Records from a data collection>
—————

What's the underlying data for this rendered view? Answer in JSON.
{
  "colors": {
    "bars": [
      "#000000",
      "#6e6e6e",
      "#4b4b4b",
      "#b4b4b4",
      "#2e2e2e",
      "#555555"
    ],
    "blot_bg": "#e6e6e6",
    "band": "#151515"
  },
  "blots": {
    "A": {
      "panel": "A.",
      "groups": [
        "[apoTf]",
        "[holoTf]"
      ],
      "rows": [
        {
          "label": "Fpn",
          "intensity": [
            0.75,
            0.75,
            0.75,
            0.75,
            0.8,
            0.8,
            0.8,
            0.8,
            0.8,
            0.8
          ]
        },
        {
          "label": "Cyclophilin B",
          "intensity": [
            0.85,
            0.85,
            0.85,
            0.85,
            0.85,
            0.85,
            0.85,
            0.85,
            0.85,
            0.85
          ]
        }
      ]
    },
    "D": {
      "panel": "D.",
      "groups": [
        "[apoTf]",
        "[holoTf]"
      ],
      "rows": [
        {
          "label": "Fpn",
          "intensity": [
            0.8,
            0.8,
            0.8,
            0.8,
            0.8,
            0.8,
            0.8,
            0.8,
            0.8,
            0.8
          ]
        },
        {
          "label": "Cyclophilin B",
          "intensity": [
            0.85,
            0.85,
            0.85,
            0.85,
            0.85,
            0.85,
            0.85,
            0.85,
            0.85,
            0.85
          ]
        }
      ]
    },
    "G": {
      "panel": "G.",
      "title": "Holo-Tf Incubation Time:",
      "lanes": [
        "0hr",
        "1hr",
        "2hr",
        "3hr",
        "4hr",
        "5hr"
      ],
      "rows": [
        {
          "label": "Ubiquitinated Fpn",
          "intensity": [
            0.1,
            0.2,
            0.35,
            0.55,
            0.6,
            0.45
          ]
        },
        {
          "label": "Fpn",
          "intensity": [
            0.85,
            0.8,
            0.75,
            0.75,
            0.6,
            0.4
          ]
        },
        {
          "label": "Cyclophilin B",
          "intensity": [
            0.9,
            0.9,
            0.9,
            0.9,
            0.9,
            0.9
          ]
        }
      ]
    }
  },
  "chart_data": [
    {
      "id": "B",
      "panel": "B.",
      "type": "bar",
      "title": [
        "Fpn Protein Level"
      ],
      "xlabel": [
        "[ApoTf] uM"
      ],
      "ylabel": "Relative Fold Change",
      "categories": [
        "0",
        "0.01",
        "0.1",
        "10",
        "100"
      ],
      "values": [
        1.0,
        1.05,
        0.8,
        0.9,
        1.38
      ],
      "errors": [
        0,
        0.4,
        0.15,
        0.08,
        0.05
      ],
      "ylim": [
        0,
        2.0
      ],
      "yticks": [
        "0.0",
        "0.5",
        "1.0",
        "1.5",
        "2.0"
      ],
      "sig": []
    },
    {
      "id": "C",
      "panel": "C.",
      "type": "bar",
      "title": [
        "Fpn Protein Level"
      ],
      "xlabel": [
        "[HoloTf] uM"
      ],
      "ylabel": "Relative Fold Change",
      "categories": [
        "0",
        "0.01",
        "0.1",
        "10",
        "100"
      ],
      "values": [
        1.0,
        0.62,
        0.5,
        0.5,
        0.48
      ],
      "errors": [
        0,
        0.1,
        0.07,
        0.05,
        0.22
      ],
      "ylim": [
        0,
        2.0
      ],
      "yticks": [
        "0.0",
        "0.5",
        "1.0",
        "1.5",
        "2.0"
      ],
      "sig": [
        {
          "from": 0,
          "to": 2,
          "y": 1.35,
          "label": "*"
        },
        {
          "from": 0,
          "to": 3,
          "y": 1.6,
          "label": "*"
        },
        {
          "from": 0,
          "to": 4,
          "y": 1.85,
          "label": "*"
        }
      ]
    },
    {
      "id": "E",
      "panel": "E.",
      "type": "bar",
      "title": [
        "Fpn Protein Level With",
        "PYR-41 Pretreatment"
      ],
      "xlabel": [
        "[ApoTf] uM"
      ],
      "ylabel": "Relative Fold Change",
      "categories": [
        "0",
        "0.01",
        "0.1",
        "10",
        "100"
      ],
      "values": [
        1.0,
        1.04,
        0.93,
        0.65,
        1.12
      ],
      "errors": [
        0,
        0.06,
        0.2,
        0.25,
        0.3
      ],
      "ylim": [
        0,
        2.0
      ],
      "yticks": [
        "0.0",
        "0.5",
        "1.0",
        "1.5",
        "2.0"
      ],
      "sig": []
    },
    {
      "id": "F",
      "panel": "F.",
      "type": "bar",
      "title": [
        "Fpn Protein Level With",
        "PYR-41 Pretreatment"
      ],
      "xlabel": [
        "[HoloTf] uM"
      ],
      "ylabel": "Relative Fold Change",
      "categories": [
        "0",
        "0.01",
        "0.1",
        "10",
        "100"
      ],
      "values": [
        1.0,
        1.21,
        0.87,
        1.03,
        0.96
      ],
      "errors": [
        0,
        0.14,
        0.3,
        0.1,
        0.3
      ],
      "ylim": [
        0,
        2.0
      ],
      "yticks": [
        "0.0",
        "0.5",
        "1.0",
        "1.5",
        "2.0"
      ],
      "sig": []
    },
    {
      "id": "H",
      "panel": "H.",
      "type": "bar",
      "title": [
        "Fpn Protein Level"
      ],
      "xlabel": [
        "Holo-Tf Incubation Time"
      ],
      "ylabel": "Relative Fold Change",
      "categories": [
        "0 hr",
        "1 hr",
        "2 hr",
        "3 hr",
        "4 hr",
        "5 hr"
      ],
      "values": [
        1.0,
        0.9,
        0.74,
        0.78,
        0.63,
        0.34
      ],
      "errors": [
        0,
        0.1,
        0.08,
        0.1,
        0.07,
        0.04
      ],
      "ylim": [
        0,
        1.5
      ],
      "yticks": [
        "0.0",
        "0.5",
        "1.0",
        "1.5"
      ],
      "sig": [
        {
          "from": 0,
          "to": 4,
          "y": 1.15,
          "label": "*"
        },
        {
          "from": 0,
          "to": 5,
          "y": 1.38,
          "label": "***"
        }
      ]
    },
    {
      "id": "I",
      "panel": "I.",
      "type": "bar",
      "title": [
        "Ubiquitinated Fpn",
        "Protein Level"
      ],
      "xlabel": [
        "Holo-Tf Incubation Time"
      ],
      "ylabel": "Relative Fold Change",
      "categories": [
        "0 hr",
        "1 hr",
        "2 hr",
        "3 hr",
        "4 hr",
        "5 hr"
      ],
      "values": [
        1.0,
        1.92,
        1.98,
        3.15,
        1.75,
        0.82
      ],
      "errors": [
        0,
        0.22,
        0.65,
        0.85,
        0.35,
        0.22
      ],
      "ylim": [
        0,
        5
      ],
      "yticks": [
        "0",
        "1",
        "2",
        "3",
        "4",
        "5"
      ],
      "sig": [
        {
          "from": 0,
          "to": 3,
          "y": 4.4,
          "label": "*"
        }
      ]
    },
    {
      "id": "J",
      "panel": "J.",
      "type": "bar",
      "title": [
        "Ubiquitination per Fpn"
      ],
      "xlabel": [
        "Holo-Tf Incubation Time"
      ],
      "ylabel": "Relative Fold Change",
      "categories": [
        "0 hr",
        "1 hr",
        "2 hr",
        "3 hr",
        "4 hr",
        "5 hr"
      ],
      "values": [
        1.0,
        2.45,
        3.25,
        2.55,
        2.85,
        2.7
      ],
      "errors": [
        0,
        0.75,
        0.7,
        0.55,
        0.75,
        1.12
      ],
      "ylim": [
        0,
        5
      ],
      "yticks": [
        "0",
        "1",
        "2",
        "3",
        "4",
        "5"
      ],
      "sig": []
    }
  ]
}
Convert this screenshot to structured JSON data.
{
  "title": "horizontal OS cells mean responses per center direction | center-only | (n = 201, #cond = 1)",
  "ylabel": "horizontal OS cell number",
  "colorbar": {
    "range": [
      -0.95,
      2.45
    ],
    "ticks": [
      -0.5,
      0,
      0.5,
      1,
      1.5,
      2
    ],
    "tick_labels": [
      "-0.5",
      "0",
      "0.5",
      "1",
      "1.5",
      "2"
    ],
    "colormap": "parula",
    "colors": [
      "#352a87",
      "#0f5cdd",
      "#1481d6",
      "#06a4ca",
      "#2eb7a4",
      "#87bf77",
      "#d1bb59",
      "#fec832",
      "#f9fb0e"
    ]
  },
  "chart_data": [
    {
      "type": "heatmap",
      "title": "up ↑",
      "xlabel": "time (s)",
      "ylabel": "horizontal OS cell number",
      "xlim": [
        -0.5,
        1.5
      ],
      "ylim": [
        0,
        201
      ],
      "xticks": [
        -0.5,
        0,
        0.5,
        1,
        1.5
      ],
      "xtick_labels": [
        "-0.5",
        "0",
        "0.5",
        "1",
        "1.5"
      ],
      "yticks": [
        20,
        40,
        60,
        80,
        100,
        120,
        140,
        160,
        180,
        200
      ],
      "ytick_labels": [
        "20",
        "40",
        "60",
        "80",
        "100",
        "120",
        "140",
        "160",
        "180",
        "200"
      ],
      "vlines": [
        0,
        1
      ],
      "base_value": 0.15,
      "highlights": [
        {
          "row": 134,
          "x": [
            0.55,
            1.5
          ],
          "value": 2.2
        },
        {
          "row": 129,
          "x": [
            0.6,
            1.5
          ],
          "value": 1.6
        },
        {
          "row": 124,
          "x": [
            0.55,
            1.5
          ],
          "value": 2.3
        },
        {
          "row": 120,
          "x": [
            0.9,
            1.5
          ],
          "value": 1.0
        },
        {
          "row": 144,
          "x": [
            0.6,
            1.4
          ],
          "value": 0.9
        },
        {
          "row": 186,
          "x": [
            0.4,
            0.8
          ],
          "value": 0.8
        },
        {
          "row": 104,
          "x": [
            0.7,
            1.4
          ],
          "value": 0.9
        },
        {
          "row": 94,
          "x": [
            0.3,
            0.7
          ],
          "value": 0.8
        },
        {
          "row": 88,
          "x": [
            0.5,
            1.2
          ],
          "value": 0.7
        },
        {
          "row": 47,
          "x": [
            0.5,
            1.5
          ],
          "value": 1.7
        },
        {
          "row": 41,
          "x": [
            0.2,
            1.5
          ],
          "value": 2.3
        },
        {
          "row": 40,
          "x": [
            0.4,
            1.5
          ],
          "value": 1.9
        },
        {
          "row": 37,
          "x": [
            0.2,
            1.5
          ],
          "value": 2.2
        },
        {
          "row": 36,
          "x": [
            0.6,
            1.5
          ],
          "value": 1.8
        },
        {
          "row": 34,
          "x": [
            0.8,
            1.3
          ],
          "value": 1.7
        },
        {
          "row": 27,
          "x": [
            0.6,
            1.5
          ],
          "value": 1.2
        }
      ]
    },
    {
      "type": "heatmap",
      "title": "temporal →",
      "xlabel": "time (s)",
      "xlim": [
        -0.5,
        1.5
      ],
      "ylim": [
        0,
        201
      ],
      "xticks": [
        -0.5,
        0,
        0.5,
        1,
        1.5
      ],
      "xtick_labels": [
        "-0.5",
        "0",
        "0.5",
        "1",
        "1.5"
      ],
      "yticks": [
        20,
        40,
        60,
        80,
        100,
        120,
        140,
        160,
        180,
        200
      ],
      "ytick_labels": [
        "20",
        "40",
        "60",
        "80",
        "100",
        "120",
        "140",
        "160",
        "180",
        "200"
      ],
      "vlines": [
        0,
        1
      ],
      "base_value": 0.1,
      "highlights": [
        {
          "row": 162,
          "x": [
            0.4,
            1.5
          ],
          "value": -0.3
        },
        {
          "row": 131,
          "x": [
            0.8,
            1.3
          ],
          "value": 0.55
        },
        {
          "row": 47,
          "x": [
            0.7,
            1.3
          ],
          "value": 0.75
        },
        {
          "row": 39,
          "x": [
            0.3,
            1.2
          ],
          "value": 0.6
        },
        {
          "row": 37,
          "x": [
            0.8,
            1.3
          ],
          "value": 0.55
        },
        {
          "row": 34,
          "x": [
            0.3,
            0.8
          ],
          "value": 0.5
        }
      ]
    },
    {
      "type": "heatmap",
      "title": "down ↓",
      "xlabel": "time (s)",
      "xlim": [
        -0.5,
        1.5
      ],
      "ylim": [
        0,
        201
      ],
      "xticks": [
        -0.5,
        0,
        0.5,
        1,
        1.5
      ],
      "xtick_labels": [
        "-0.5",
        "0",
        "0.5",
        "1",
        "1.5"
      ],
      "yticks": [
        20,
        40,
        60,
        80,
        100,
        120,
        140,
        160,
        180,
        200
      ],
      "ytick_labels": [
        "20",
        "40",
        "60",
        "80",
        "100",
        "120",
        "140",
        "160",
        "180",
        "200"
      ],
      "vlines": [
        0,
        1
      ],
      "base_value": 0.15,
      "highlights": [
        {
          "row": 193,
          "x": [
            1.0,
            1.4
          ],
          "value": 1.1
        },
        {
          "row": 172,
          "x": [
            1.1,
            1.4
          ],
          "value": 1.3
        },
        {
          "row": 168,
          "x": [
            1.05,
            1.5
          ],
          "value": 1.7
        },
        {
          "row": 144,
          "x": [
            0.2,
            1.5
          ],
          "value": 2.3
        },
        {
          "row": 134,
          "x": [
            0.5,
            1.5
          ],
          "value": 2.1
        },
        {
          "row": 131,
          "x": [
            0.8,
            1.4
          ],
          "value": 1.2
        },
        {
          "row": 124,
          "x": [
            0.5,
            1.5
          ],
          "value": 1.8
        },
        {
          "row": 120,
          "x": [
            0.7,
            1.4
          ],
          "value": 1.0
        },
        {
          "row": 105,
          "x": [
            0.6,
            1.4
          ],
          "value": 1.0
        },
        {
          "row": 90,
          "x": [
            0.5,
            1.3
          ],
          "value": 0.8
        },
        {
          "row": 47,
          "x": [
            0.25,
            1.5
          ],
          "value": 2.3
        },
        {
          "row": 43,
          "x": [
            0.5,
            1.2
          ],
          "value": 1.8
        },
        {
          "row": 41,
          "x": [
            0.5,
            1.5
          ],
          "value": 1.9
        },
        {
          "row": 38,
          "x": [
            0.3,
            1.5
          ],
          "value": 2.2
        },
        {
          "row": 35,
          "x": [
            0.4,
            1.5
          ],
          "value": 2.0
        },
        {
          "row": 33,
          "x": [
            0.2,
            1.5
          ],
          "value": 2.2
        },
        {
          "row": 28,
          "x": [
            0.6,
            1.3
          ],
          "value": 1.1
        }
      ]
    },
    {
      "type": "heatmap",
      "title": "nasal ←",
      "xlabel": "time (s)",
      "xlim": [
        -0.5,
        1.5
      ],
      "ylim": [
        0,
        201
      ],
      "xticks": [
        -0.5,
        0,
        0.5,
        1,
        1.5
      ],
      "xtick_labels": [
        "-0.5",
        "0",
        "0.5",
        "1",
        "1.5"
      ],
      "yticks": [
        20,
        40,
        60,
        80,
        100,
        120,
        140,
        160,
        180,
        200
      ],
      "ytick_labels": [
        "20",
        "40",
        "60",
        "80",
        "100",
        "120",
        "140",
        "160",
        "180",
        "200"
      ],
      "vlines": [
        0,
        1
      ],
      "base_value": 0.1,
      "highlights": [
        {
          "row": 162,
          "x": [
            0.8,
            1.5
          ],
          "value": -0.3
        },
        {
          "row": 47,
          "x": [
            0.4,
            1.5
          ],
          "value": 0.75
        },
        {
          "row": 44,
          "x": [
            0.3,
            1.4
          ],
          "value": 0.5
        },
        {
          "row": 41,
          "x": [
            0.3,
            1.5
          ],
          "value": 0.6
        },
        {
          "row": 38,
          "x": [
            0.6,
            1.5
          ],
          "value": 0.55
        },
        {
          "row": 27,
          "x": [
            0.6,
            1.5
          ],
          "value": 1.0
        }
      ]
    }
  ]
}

—————

What you should do> For each line of the entries that contains the word "this", make a copy.

Reply to the exercise>
What's the underlying data for this rendered view? Answer in JSON.
Convert this screenshot to structured JSON data.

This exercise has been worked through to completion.